◆ **To do**:
Reproduce the entries below in full, word for word.

— Start Excerpted records —

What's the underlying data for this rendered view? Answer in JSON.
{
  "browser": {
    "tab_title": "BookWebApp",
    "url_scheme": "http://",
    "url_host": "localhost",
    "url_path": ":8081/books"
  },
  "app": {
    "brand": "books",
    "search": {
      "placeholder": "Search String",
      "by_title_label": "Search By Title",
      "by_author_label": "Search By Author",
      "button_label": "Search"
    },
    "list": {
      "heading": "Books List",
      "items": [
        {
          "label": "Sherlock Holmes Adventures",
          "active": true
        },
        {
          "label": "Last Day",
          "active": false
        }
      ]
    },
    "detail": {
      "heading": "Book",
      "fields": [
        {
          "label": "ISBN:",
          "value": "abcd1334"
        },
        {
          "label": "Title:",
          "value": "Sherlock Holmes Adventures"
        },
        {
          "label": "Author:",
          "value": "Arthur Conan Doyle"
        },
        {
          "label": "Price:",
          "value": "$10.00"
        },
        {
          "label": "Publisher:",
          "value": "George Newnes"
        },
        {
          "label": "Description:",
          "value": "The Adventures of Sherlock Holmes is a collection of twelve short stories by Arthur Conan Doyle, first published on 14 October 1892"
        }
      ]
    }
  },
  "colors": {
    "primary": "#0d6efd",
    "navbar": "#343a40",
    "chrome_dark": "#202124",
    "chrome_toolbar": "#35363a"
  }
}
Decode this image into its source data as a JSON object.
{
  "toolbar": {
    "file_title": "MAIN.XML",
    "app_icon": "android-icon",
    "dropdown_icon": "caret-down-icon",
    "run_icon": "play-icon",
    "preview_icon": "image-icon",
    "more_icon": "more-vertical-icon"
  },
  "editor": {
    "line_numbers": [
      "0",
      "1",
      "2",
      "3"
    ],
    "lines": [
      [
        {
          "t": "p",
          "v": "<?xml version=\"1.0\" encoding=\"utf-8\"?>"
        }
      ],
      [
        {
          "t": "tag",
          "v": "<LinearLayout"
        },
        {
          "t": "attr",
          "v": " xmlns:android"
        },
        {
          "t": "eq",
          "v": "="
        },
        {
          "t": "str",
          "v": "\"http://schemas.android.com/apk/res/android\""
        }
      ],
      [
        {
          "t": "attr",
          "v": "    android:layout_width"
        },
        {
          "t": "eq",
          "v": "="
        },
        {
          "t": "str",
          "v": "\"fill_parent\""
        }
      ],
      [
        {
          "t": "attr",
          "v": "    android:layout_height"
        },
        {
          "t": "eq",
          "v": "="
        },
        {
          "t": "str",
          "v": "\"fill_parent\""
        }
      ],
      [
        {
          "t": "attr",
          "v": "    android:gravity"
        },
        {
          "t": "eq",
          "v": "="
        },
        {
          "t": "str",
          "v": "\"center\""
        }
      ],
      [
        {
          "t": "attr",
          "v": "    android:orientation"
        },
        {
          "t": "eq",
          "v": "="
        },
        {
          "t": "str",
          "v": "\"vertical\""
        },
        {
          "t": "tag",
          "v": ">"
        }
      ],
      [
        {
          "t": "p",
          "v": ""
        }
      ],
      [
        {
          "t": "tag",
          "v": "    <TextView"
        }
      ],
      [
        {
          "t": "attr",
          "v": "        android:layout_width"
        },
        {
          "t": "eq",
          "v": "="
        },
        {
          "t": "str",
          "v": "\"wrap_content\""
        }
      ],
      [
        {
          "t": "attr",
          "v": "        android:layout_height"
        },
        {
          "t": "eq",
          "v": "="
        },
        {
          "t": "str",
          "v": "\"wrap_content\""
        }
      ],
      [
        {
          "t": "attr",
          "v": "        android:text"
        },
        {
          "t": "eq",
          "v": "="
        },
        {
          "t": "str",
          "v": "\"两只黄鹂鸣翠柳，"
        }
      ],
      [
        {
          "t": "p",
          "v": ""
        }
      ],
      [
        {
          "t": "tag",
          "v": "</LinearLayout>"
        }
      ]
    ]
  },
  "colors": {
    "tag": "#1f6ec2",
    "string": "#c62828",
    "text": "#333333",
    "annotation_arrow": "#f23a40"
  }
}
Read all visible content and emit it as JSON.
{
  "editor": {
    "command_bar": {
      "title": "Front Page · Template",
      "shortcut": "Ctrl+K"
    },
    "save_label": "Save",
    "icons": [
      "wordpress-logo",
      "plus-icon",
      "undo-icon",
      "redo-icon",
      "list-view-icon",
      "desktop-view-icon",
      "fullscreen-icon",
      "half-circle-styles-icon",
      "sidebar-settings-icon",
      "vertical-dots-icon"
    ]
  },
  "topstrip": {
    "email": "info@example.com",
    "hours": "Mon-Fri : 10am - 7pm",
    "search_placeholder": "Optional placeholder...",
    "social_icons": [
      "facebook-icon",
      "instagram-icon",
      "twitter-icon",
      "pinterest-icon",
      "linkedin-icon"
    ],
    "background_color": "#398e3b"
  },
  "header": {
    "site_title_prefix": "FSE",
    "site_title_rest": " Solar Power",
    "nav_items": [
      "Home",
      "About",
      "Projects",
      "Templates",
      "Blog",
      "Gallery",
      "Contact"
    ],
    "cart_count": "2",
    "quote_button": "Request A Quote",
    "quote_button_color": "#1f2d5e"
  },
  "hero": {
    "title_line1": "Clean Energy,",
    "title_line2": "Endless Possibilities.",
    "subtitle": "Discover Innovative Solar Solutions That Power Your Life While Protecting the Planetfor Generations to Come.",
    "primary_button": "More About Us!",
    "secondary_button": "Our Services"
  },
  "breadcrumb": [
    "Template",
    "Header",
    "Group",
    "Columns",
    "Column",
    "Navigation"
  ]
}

— End Excerpted records —

◆ **Correct response**:
What's the underlying data for this rendered view? Answer in JSON.
{
  "browser": {
    "tab_title": "BookWebApp",
    "url_scheme": "http://",
    "url_host": "localhost",
    "url_path": ":8081/books"
  },
  "app": {
    "brand": "books",
    "search": {
      "placeholder": "Search String",
      "by_title_label": "Search By Title",
      "by_author_label": "Search By Author",
      "button_label": "Search"
    },
    "list": {
      "heading": "Books List",
      "items": [
        {
          "label": "Sherlock Holmes Adventures",
          "active": true
        },
        {
          "label": "Last Day",
          "active": false
        }
      ]
    },
    "detail": {
      "heading": "Book",
      "fields": [
        {
          "label": "ISBN:",
          "value": "abcd1334"
        },
        {
          "label": "Title:",
          "value": "Sherlock Holmes Adventures"
        },
        {
          "label": "Author:",
          "value": "Arthur Conan Doyle"
        },
        {
          "label": "Price:",
          "value": "$10.00"
        },
        {
          "label": "Publisher:",
          "value": "George Newnes"
        },
        {
          "label": "Description:",
          "value": "The Adventures of Sherlock Holmes is a collection of twelve short stories by Arthur Conan Doyle, first published on 14 October 1892"
        }
      ]
    }
  },
  "colors": {
    "primary": "#0d6efd",
    "navbar": "#343a40",
    "chrome_dark": "#202124",
    "chrome_toolbar": "#35363a"
  }
}
Decode this image into its source data as a JSON object.
{
  "toolbar": {
    "file_title": "MAIN.XML",
    "app_icon": "android-icon",
    "dropdown_icon": "caret-down-icon",
    "run_icon": "play-icon",
    "preview_icon": "image-icon",
    "more_icon": "more-vertical-icon"
  },
  "editor": {
    "line_numbers": [
      "0",
      "1",
      "2",
      "3"
    ],
    "lines": [
      [
        {
          "t": "p",
          "v": "<?xml version=\"1.0\" encoding=\"utf-8\"?>"
        }
      ],
      [
        {
          "t": "tag",
          "v": "<LinearLayout"
        },
        {
          "t": "attr",
          "v": " xmlns:android"
        },
        {
          "t": "eq",
          "v": "="
        },
        {
          "t": "str",
          "v": "\"http://schemas.android.com/apk/res/android\""
        }
      ],
      [
        {
          "t": "attr",
          "v": "    android:layout_width"
        },
        {
          "t": "eq",
          "v": "="
        },
        {
          "t": "str",
          "v": "\"fill_parent\""
        }
      ],
      [
        {
          "t": "attr",
          "v": "    android:layout_height"
        },
        {
          "t": "eq",
          "v": "="
        },
        {
          "t": "str",
          "v": "\"fill_parent\""
        }
      ],
      [
        {
          "t": "attr",
          "v": "    android:gravity"
        },
        {
          "t": "eq",
          "v": "="
        },
        {
          "t": "str",
          "v": "\"center\""
        }
      ],
      [
        {
          "t": "attr",
          "v": "    android:orientation"
        },
        {
          "t": "eq",
          "v": "="
        },
        {
          "t": "str",
          "v": "\"vertical\""
        },
        {
          "t": "tag",
          "v": ">"
        }
      ],
      [
        {
          "t": "p",
          "v": ""
        }
      ],
      [
        {
          "t": "tag",
          "v": "    <TextView"
        }
      ],
      [
        {
          "t": "attr",
          "v": "        android:layout_width"
        },
        {
          "t": "eq",
          "v": "="
        },
        {
          "t": "str",
          "v": "\"wrap_content\""
        }
      ],
      [
        {
          "t": "attr",
          "v": "        android:layout_height"
        },
        {
          "t": "eq",
          "v": "="
        },
        {
          "t": "str",
          "v": "\"wrap_content\""
        }
      ],
      [
        {
          "t": "attr",
          "v": "        android:text"
        },
        {
          "t": "eq",
          "v": "="
        },
        {
          "t": "str",
          "v": "\"两只黄鹂鸣翠柳，"
        }
      ],
      [
        {
          "t": "p",
          "v": ""
        }
      ],
      [
        {
          "t": "tag",
          "v": "</LinearLayout>"
        }
      ]
    ]
  },
  "colors": {
    "tag": "#1f6ec2",
    "string": "#c62828",
    "text": "#333333",
    "annotation_arrow": "#f23a40"
  }
}
Read all visible content and emit it as JSON.
{
  "editor": {
    "command_bar": {
      "title": "Front Page · Template",
      "shortcut": "Ctrl+K"
    },
    "save_label": "Save",
    "icons": [
      "wordpress-logo",
      "plus-icon",
      "undo-icon",
      "redo-icon",
      "list-view-icon",
      "desktop-view-icon",
      "fullscreen-icon",
      "half-circle-styles-icon",
      "sidebar-settings-icon",
      "vertical-dots-icon"
    ]
  },
  "topstrip": {
    "email": "info@example.com",
    "hours": "Mon-Fri : 10am - 7pm",
    "search_placeholder": "Optional placeholder...",
    "social_icons": [
      "facebook-icon",
      "instagram-icon",
      "twitter-icon",
      "pinterest-icon",
      "linkedin-icon"
    ],
    "background_color": "#398e3b"
  },
  "header": {
    "site_title_prefix": "FSE",
    "site_title_rest": " Solar Power",
    "nav_items": [
      "Home",
      "About",
      "Projects",
      "Templates",
      "Blog",
      "Gallery",
      "Contact"
    ],
    "cart_count": "2",
    "quote_button": "Request A Quote",
    "quote_button_color": "#1f2d5e"
  },
  "hero": {
    "title_line1": "Clean Energy,",
    "title_line2": "Endless Possibilities.",
    "subtitle": "Discover Innovative Solar Solutions That Power Your Life While Protecting the Planetfor Generations to Come.",
    "primary_button": "More About Us!",
    "secondary_button": "Our Services"
  },
  "breadcrumb": [
    "Template",
    "Header",
    "Group",
    "Columns",
    "Column",
    "Navigation"
  ]
}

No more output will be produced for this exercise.